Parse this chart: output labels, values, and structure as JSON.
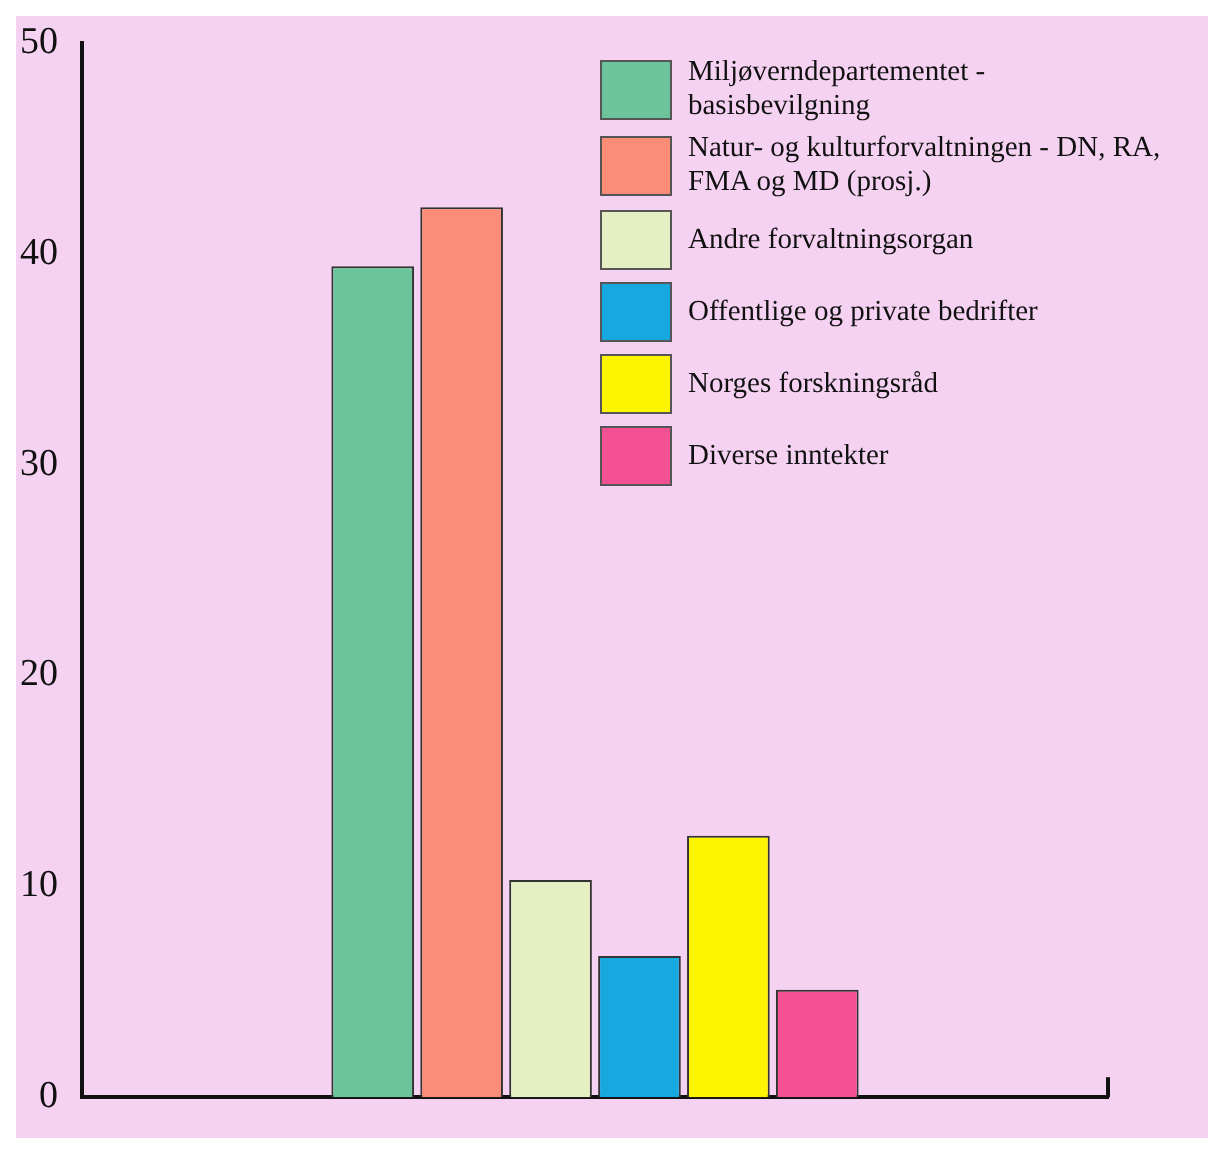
{
  "chart_data": {
    "type": "bar",
    "categories": [
      null
    ],
    "series": [
      {
        "name": "Miljøverndepartementet - basisbevilgning",
        "color": "#6cc49c",
        "values": [
          39.4
        ]
      },
      {
        "name": "Natur- og kulturforvaltningen - DN, RA, FMA og MD (prosj.)",
        "color": "#fa8c78",
        "values": [
          42.2
        ]
      },
      {
        "name": "Andre forvaltningsorgan",
        "color": "#e4f0c4",
        "values": [
          10.3
        ]
      },
      {
        "name": "Offentlige og private bedrifter",
        "color": "#18a8e0",
        "values": [
          6.7
        ]
      },
      {
        "name": "Norges forskningsråd",
        "color": "#fcf400",
        "values": [
          12.4
        ]
      },
      {
        "name": "Diverse inntekter",
        "color": "#f45094",
        "values": [
          5.1
        ]
      }
    ],
    "ylim": [
      0,
      50
    ],
    "yticks": [
      0,
      10,
      20,
      30,
      40,
      50
    ],
    "grid": false,
    "legend": "top right"
  }
}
────
**Task to carry out:** Show each line holding the word "color".

**Solution to the problem:**
        "color": "#6cc49c",
        "color": "#fa8c78",
        "color": "#e4f0c4",
        "color": "#18a8e0",
        "color": "#fcf400",
        "color": "#f45094",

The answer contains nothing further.